-- Given exercise --
Go through the material below and copy all lines with "this".
::: Record excerpts :::
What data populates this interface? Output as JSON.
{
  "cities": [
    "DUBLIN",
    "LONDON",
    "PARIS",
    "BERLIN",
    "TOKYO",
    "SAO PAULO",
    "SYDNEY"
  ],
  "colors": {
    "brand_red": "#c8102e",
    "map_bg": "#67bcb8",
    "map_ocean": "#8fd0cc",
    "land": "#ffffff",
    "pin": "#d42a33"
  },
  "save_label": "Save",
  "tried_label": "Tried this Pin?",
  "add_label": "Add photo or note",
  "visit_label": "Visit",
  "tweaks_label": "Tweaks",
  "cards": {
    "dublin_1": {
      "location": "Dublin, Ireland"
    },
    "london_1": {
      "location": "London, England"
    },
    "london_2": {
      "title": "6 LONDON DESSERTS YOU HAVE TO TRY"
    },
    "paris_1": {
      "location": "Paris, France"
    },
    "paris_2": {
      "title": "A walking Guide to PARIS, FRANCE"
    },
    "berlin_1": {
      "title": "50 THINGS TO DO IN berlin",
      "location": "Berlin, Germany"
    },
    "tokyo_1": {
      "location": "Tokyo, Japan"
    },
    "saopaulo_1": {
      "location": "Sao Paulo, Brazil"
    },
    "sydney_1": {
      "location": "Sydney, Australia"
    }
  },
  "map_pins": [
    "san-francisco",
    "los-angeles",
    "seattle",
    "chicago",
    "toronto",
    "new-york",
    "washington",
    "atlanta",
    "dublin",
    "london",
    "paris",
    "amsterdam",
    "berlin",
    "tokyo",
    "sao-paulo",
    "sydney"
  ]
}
:::
-- Expected answer --
What data populates this interface? Output as JSON.
  "tried_label": "Tried this Pin?",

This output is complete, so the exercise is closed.